##### RECORDS FOR THE TASK #####

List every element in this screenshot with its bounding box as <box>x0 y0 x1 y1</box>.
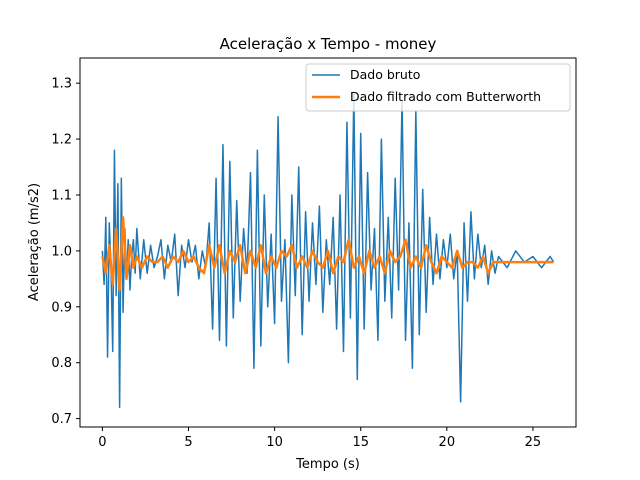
plot-frame <box>79 57 577 428</box>
y-tick-label: 1.0 <box>51 244 72 259</box>
series-layer <box>101 93 555 409</box>
legend: Dado bruto Dado filtrado com Butterworth <box>305 63 571 112</box>
x-tick-label: 25 <box>525 435 542 450</box>
y-tick-label: 1.3 <box>51 77 72 92</box>
series-line-filtered <box>101 216 554 292</box>
y-tick-label: 0.9 <box>51 300 72 315</box>
x-axis-label: Tempo (s) <box>295 457 360 472</box>
chart-title: Aceleração x Tempo - money <box>220 35 437 53</box>
x-tick-label: 10 <box>266 435 283 450</box>
y-tick-label: 0.8 <box>51 356 72 371</box>
legend-box <box>305 63 571 112</box>
legend-label-raw: Dado bruto <box>350 67 420 82</box>
series-line-raw <box>101 93 555 409</box>
x-tick-label: 20 <box>439 435 456 450</box>
y-tick-label: 1.2 <box>51 133 72 148</box>
x-tick-label: 0 <box>98 435 106 450</box>
y-tick-label: 0.7 <box>51 412 72 427</box>
y-axis-label: Aceleração (m/s2) <box>27 183 42 301</box>
legend-label-filtered: Dado filtrado com Butterworth <box>350 89 541 104</box>
x-tick-label: 15 <box>352 435 369 450</box>
y-axis: 0.7 0.8 0.9 1.0 1.1 1.2 1.3 <box>51 77 80 427</box>
y-tick-label: 1.1 <box>51 188 72 203</box>
x-tick-label: 5 <box>184 435 192 450</box>
x-axis: 0 5 10 15 20 25 <box>98 427 541 450</box>
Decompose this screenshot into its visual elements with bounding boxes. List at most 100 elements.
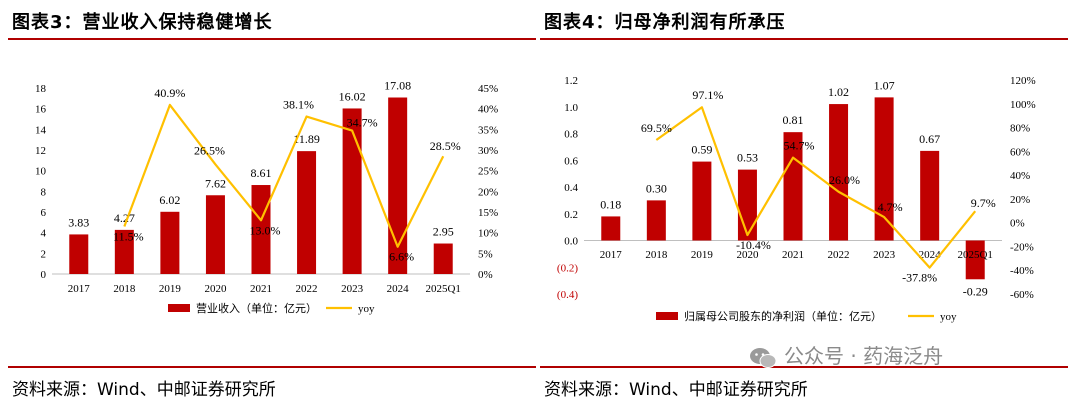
- yoy-value-label: -10.4%: [736, 238, 771, 252]
- yoy-value-label: 4.7%: [878, 200, 903, 214]
- bar: [920, 150, 940, 241]
- y-tick-left: 12: [35, 145, 46, 157]
- bar-value-label: 0.30: [646, 181, 667, 195]
- legend-bar-label: 归属母公司股东的净利润（单位：亿元）: [684, 309, 882, 323]
- yoy-value-label: 26.0%: [829, 173, 860, 187]
- bar-value-label: 0.81: [783, 113, 804, 127]
- x-tick-label: 2017: [68, 283, 91, 295]
- y-tick-right: 45%: [478, 83, 498, 95]
- bar: [69, 234, 89, 274]
- bar: [433, 243, 453, 274]
- y-tick-left: 2: [41, 248, 47, 260]
- y-tick-right: 25%: [478, 166, 498, 178]
- x-tick-label: 2020: [204, 283, 227, 295]
- bar: [692, 161, 712, 241]
- bar-value-label: 0.18: [600, 197, 621, 211]
- bar: [783, 132, 803, 241]
- bar-value-label: 0.59: [691, 143, 712, 157]
- y-tick-left: 18: [35, 83, 47, 95]
- legend-bar-swatch: [168, 304, 190, 312]
- bar-value-label: 0.53: [737, 151, 758, 165]
- y-tick-left: 1.2: [564, 75, 578, 87]
- watermark-text: 公众号 · 药海泛舟: [784, 344, 944, 368]
- legend-bar-swatch: [656, 312, 678, 320]
- bar-value-label: 16.02: [339, 89, 366, 103]
- y-tick-left: 0.0: [564, 236, 578, 248]
- y-tick-left: (0.4): [557, 289, 578, 301]
- y-tick-right: 120%: [1010, 75, 1036, 87]
- x-tick-label: 2019: [159, 283, 182, 295]
- y-tick-left: 4: [41, 228, 47, 240]
- x-tick-label: 2025Q1: [957, 249, 992, 261]
- y-tick-right: 60%: [1010, 146, 1030, 158]
- bar: [205, 195, 225, 274]
- wechat-icon: [750, 347, 777, 368]
- y-tick-right: 40%: [1010, 170, 1030, 182]
- y-tick-left: 8: [41, 186, 47, 198]
- legend-line-label: yoy: [940, 311, 957, 323]
- yoy-line: [123, 103, 445, 248]
- y-tick-left: 0.6: [564, 155, 578, 167]
- y-tick-right: 10%: [478, 228, 498, 240]
- chart-title: 图表4：归母净利润有所承压: [544, 12, 786, 33]
- y-tick-right: 20%: [478, 186, 498, 198]
- x-tick-label: 2023: [341, 283, 364, 295]
- bar-value-label: 8.61: [251, 166, 272, 180]
- y-tick-right: 40%: [478, 104, 498, 116]
- yoy-value-label: 28.5%: [430, 139, 461, 153]
- bar-value-label: 0.67: [919, 132, 940, 146]
- bar: [160, 211, 180, 274]
- bar: [342, 108, 362, 275]
- y-tick-left: 0.4: [564, 182, 578, 194]
- y-tick-right: 30%: [478, 145, 498, 157]
- bar-value-label: 3.83: [68, 215, 89, 229]
- net-profit-chart: (0.4) (0.2) 0.0 0.2 0.4 0.6 0.8 1.0 1.2 -60% -40% -…: [557, 75, 1036, 323]
- revenue-chart-panel: 图表3：营业收入保持稳健增长 0 2 4 6 8 10 12 14 16 18 0% 5% 10% 15%…: [8, 0, 538, 405]
- y-tick-left: 14: [35, 124, 47, 136]
- bar: [874, 97, 894, 241]
- yoy-value-label: 97.1%: [692, 88, 723, 102]
- y-tick-left: 1.0: [564, 102, 578, 114]
- y-tick-right: 5%: [478, 248, 493, 260]
- x-tick-label: 2018: [645, 249, 668, 261]
- bar-value-label: 2.95: [433, 225, 454, 239]
- net-profit-chart-panel: 图表4：归母净利润有所承压 (0.4) (0.2) 0.0 0.2 0.4 0.6 0.8 1…: [540, 0, 1070, 405]
- bar: [388, 97, 408, 274]
- y-tick-left: (0.2): [557, 262, 578, 274]
- bar-value-label: 11.89: [293, 132, 320, 146]
- y-tick-right: 100%: [1010, 99, 1036, 111]
- x-tick-label: 2018: [113, 283, 136, 295]
- bar: [829, 104, 849, 241]
- bar-value-label: 7.62: [205, 176, 226, 190]
- bar: [601, 216, 621, 241]
- footer-rule: [8, 366, 536, 368]
- y-tick-right: 0%: [478, 269, 493, 281]
- watermark: 公众号 · 药海泛舟: [748, 340, 943, 370]
- x-tick-label: 2024: [387, 283, 410, 295]
- y-tick-left: 0.8: [564, 129, 578, 141]
- bar: [965, 240, 985, 280]
- x-tick-label: 2024: [919, 249, 942, 261]
- y-tick-right: 0%: [1010, 218, 1025, 230]
- revenue-chart: 0 2 4 6 8 10 12 14 16 18 0% 5% 10% 15% 20% 25% 30% 35% 40%…: [35, 79, 498, 315]
- x-tick-label: 2021: [782, 249, 804, 261]
- y-tick-left: 0.2: [564, 209, 578, 221]
- chart-title: 图表3：营业收入保持稳健增长: [12, 12, 273, 33]
- bar-value-label: 4.27: [114, 211, 135, 225]
- x-tick-label: 2019: [691, 249, 714, 261]
- bar-value-label: -0.29: [963, 284, 988, 298]
- yoy-value-label: 26.5%: [194, 143, 225, 157]
- x-tick-label: 2017: [600, 249, 623, 261]
- yoy-value-label: 9.7%: [971, 196, 996, 210]
- yoy-value-label: -37.8%: [902, 271, 937, 285]
- bar-value-label: 6.02: [159, 193, 180, 207]
- yoy-value-label: 34.7%: [347, 116, 378, 130]
- bar-value-label: 1.02: [828, 85, 849, 99]
- bar: [737, 169, 757, 241]
- y-tick-right: 15%: [478, 207, 498, 219]
- bar-value-label: 1.07: [874, 78, 895, 92]
- y-tick-right: -40%: [1010, 265, 1034, 277]
- bar: [297, 151, 317, 274]
- y-tick-left: 0: [41, 269, 47, 281]
- yoy-value-label: 11.5%: [113, 229, 144, 243]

#####

— SET PROBLEM —
Retype the entries starting at the line that contains "- yoy-value-label: -10.4%: [736, 238, 771, 252]" and ending after the line that contains "- bar-value-label: 0.81: [783, 113, 804, 127]".

— EXERCISE OUTPUT —
- yoy-value-label: -10.4%: [736, 238, 771, 252]
- yoy-value-label: 4.7%: [878, 200, 903, 214]
- bar: [920, 150, 940, 241]
- y-tick-left: 12: [35, 145, 46, 157]
- bar-value-label: 0.30: [646, 181, 667, 195]
- legend-bar-label: 归属母公司股东的净利润（单位：亿元）: [684, 309, 882, 323]
- yoy-value-label: 26.0%: [829, 173, 860, 187]
- bar-value-label: 0.81: [783, 113, 804, 127]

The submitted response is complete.